Exercise inputs:
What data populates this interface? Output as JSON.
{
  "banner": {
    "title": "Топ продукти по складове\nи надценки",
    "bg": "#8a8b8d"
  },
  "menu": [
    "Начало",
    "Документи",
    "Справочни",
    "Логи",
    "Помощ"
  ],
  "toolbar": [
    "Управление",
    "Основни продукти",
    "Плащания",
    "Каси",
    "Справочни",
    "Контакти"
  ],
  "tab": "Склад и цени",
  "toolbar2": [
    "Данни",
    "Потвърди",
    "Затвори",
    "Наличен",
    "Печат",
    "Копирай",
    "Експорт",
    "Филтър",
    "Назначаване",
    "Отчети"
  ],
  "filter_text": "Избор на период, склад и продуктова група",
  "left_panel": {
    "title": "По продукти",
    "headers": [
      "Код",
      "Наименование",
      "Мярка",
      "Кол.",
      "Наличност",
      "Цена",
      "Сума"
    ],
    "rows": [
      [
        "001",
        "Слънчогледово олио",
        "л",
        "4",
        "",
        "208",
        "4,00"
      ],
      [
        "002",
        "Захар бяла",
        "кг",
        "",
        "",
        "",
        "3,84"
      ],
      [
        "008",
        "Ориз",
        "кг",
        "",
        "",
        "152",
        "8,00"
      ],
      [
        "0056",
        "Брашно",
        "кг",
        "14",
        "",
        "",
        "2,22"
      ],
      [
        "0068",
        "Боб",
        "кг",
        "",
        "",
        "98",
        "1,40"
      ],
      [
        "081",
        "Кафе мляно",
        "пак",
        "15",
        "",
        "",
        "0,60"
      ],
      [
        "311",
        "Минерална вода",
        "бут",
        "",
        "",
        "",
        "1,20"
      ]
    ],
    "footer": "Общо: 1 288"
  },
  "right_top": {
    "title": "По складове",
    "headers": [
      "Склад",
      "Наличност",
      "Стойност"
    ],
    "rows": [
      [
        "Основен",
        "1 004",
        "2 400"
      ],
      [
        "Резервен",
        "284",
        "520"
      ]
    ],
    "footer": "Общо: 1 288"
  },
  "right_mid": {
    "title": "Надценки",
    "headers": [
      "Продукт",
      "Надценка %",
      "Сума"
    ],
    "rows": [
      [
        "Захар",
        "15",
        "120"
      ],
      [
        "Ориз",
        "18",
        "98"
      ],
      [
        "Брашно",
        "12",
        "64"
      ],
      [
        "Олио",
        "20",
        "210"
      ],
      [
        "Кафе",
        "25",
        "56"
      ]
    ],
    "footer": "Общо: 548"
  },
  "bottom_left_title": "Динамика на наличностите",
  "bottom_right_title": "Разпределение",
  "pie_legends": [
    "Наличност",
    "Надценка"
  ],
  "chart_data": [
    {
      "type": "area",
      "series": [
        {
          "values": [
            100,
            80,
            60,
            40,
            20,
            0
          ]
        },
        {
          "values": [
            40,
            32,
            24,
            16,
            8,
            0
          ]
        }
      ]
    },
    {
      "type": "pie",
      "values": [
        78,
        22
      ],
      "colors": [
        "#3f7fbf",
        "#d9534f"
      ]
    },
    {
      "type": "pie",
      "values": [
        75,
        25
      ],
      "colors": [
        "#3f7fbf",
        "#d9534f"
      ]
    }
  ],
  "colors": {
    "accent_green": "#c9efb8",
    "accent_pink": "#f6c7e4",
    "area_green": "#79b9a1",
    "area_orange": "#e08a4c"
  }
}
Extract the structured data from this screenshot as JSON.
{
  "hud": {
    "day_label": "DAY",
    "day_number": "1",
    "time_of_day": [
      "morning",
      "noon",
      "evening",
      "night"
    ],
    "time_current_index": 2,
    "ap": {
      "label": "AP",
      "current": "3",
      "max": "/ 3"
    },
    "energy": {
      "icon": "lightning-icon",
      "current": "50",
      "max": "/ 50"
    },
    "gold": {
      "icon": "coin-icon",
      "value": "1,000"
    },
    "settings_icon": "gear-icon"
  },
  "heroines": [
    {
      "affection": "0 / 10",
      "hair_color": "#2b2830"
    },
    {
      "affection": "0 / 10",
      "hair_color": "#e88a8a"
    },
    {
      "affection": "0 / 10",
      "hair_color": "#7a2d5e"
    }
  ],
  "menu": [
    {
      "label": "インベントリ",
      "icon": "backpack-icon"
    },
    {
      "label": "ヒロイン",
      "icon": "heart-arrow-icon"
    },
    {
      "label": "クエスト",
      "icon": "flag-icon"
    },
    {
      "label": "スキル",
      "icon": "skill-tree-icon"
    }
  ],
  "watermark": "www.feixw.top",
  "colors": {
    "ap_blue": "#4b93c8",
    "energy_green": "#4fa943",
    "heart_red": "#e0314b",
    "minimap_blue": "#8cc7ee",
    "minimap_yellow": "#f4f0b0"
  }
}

Problem requirements: Type out the material again exactly as presented.

Answer to this exercise:
What data populates this interface? Output as JSON.
{
  "banner": {
    "title": "Топ продукти по складове\nи надценки",
    "bg": "#8a8b8d"
  },
  "menu": [
    "Начало",
    "Документи",
    "Справочни",
    "Логи",
    "Помощ"
  ],
  "toolbar": [
    "Управление",
    "Основни продукти",
    "Плащания",
    "Каси",
    "Справочни",
    "Контакти"
  ],
  "tab": "Склад и цени",
  "toolbar2": [
    "Данни",
    "Потвърди",
    "Затвори",
    "Наличен",
    "Печат",
    "Копирай",
    "Експорт",
    "Филтър",
    "Назначаване",
    "Отчети"
  ],
  "filter_text": "Избор на период, склад и продуктова група",
  "left_panel": {
    "title": "По продукти",
    "headers": [
      "Код",
      "Наименование",
      "Мярка",
      "Кол.",
      "Наличност",
      "Цена",
      "Сума"
    ],
    "rows": [
      [
        "001",
        "Слънчогледово олио",
        "л",
        "4",
        "",
        "208",
        "4,00"
      ],
      [
        "002",
        "Захар бяла",
        "кг",
        "",
        "",
        "",
        "3,84"
      ],
      [
        "008",
        "Ориз",
        "кг",
        "",
        "",
        "152",
        "8,00"
      ],
      [
        "0056",
        "Брашно",
        "кг",
        "14",
        "",
        "",
        "2,22"
      ],
      [
        "0068",
        "Боб",
        "кг",
        "",
        "",
        "98",
        "1,40"
      ],
      [
        "081",
        "Кафе мляно",
        "пак",
        "15",
        "",
        "",
        "0,60"
      ],
      [
        "311",
        "Минерална вода",
        "бут",
        "",
        "",
        "",
        "1,20"
      ]
    ],
    "footer": "Общо: 1 288"
  },
  "right_top": {
    "title": "По складове",
    "headers": [
      "Склад",
      "Наличност",
      "Стойност"
    ],
    "rows": [
      [
        "Основен",
        "1 004",
        "2 400"
      ],
      [
        "Резервен",
        "284",
        "520"
      ]
    ],
    "footer": "Общо: 1 288"
  },
  "right_mid": {
    "title": "Надценки",
    "headers": [
      "Продукт",
      "Надценка %",
      "Сума"
    ],
    "rows": [
      [
        "Захар",
        "15",
        "120"
      ],
      [
        "Ориз",
        "18",
        "98"
      ],
      [
        "Брашно",
        "12",
        "64"
      ],
      [
        "Олио",
        "20",
        "210"
      ],
      [
        "Кафе",
        "25",
        "56"
      ]
    ],
    "footer": "Общо: 548"
  },
  "bottom_left_title": "Динамика на наличностите",
  "bottom_right_title": "Разпределение",
  "pie_legends": [
    "Наличност",
    "Надценка"
  ],
  "chart_data": [
    {
      "type": "area",
      "series": [
        {
          "values": [
            100,
            80,
            60,
            40,
            20,
            0
          ]
        },
        {
          "values": [
            40,
            32,
            24,
            16,
            8,
            0
          ]
        }
      ]
    },
    {
      "type": "pie",
      "values": [
        78,
        22
      ],
      "colors": [
        "#3f7fbf",
        "#d9534f"
      ]
    },
    {
      "type": "pie",
      "values": [
        75,
        25
      ],
      "colors": [
        "#3f7fbf",
        "#d9534f"
      ]
    }
  ],
  "colors": {
    "accent_green": "#c9efb8",
    "accent_pink": "#f6c7e4",
    "area_green": "#79b9a1",
    "area_orange": "#e08a4c"
  }
}
Extract the structured data from this screenshot as JSON.
{
  "hud": {
    "day_label": "DAY",
    "day_number": "1",
    "time_of_day": [
      "morning",
      "noon",
      "evening",
      "night"
    ],
    "time_current_index": 2,
    "ap": {
      "label": "AP",
      "current": "3",
      "max": "/ 3"
    },
    "energy": {
      "icon": "lightning-icon",
      "current": "50",
      "max": "/ 50"
    },
    "gold": {
      "icon": "coin-icon",
      "value": "1,000"
    },
    "settings_icon": "gear-icon"
  },
  "heroines": [
    {
      "affection": "0 / 10",
      "hair_color": "#2b2830"
    },
    {
      "affection": "0 / 10",
      "hair_color": "#e88a8a"
    },
    {
      "affection": "0 / 10",
      "hair_color": "#7a2d5e"
    }
  ],
  "menu": [
    {
      "label": "インベントリ",
      "icon": "backpack-icon"
    },
    {
      "label": "ヒロイン",
      "icon": "heart-arrow-icon"
    },
    {
      "label": "クエスト",
      "icon": "flag-icon"
    },
    {
      "label": "スキル",
      "icon": "skill-tree-icon"
    }
  ],
  "watermark": "www.feixw.top",
  "colors": {
    "ap_blue": "#4b93c8",
    "energy_green": "#4fa943",
    "heart_red": "#e0314b",
    "minimap_blue": "#8cc7ee",
    "minimap_yellow": "#f4f0b0"
  }
}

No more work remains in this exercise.